::: Stored data
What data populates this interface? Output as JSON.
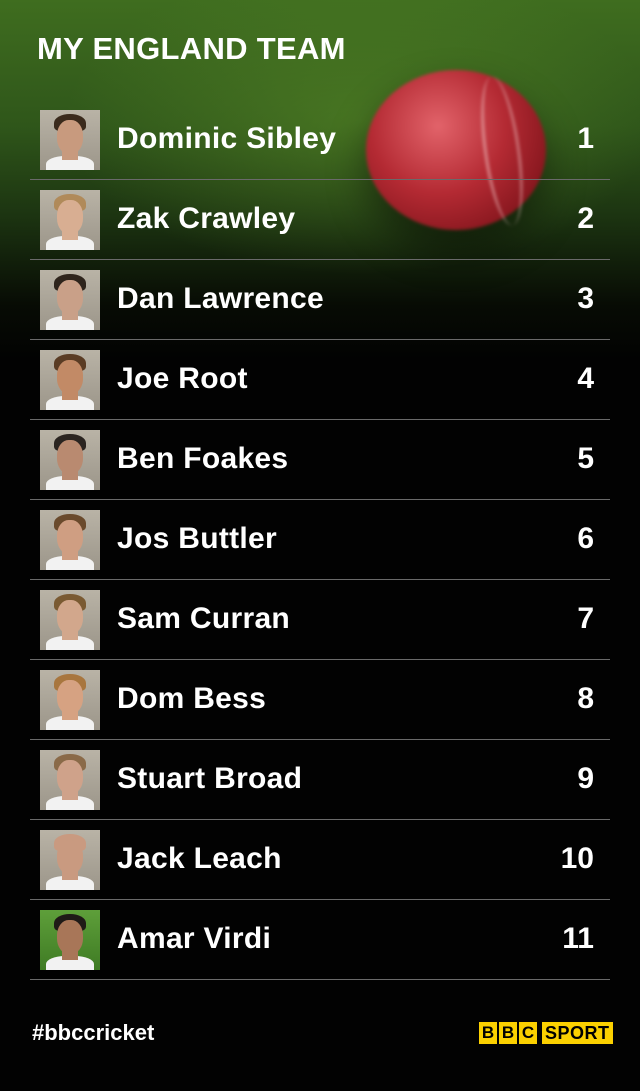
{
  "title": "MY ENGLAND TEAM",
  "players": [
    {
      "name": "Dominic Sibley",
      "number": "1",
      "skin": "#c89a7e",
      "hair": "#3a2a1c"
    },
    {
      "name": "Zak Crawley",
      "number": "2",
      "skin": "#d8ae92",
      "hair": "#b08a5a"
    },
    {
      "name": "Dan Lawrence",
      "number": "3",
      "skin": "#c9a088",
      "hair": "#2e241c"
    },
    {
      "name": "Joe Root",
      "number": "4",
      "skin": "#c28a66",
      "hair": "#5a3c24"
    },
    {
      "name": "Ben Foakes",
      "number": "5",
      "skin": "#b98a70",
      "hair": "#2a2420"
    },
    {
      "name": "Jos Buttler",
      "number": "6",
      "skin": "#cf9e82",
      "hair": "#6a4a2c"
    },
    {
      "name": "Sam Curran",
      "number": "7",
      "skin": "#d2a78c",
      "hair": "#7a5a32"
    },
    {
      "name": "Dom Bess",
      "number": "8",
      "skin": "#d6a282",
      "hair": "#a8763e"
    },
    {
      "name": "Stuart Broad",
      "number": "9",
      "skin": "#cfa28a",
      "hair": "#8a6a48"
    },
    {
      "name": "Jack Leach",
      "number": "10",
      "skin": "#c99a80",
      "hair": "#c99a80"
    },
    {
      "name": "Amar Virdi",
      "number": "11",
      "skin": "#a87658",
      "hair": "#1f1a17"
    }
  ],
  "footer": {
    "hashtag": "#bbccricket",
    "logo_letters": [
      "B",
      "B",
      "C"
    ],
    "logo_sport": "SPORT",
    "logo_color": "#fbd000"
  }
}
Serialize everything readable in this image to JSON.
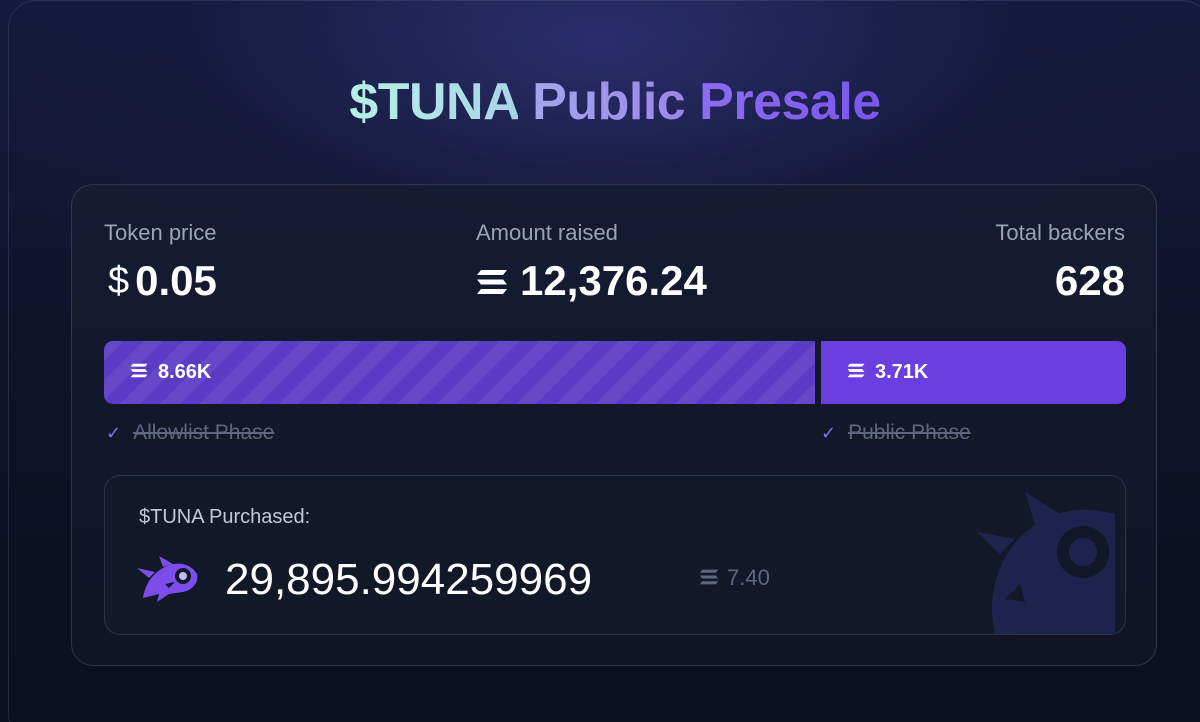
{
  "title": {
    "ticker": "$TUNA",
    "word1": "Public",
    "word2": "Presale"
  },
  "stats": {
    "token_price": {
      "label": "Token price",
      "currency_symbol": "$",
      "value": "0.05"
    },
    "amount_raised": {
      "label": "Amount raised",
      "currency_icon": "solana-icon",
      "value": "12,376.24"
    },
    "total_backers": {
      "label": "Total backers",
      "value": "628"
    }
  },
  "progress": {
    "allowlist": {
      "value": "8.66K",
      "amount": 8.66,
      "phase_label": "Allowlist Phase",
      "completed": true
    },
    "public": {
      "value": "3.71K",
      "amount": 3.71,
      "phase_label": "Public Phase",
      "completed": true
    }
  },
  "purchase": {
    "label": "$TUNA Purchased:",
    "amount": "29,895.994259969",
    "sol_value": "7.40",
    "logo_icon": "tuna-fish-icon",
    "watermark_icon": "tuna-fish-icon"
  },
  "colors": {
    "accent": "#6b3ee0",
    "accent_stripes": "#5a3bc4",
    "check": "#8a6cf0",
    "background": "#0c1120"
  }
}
::::::
Task directions:
Set down the records in full and exactly. Do not carry over any image.

Written response:
What data populates this interface? Output as JSON.
{
  "title": "MY ENGLAND TEAM",
  "players": [
    {
      "name": "Dominic Sibley",
      "number": "1",
      "skin": "#c89a7e",
      "hair": "#3a2a1c"
    },
    {
      "name": "Zak Crawley",
      "number": "2",
      "skin": "#d8ae92",
      "hair": "#b08a5a"
    },
    {
      "name": "Dan Lawrence",
      "number": "3",
      "skin": "#c9a088",
      "hair": "#2e241c"
    },
    {
      "name": "Joe Root",
      "number": "4",
      "skin": "#c28a66",
      "hair": "#5a3c24"
    },
    {
      "name": "Ben Foakes",
      "number": "5",
      "skin": "#b98a70",
      "hair": "#2a2420"
    },
    {
      "name": "Jos Buttler",
      "number": "6",
      "skin": "#cf9e82",
      "hair": "#6a4a2c"
    },
    {
      "name": "Sam Curran",
      "number": "7",
      "skin": "#d2a78c",
      "hair": "#7a5a32"
    },
    {
      "name": "Dom Bess",
      "number": "8",
      "skin": "#d6a282",
      "hair": "#a8763e"
    },
    {
      "name": "Stuart Broad",
      "number": "9",
      "skin": "#cfa28a",
      "hair": "#8a6a48"
    },
    {
      "name": "Jack Leach",
      "number": "10",
      "skin": "#c99a80",
      "hair": "#c99a80"
    },
    {
      "name": "Amar Virdi",
      "number": "11",
      "skin": "#a87658",
      "hair": "#1f1a17"
    }
  ],
  "footer": {
    "hashtag": "#bbccricket",
    "logo_letters": [
      "B",
      "B",
      "C"
    ],
    "logo_sport": "SPORT",
    "logo_color": "#fbd000"
  }
}
Serialize everything readable in this image to JSON.
{
  "title": {
    "ticker": "$TUNA",
    "word1": "Public",
    "word2": "Presale"
  },
  "stats": {
    "token_price": {
      "label": "Token price",
      "currency_symbol": "$",
      "value": "0.05"
    },
    "amount_raised": {
      "label": "Amount raised",
      "currency_icon": "solana-icon",
      "value": "12,376.24"
    },
    "total_backers": {
      "label": "Total backers",
      "value": "628"
    }
  },
  "progress": {
    "allowlist": {
      "value": "8.66K",
      "amount": 8.66,
      "phase_label": "Allowlist Phase",
      "completed": true
    },
    "public": {
      "value": "3.71K",
      "amount": 3.71,
      "phase_label": "Public Phase",
      "completed": true
    }
  },
  "purchase": {
    "label": "$TUNA Purchased:",
    "amount": "29,895.994259969",
    "sol_value": "7.40",
    "logo_icon": "tuna-fish-icon",
    "watermark_icon": "tuna-fish-icon"
  },
  "colors": {
    "accent": "#6b3ee0",
    "accent_stripes": "#5a3bc4",
    "check": "#8a6cf0",
    "background": "#0c1120"
  }
}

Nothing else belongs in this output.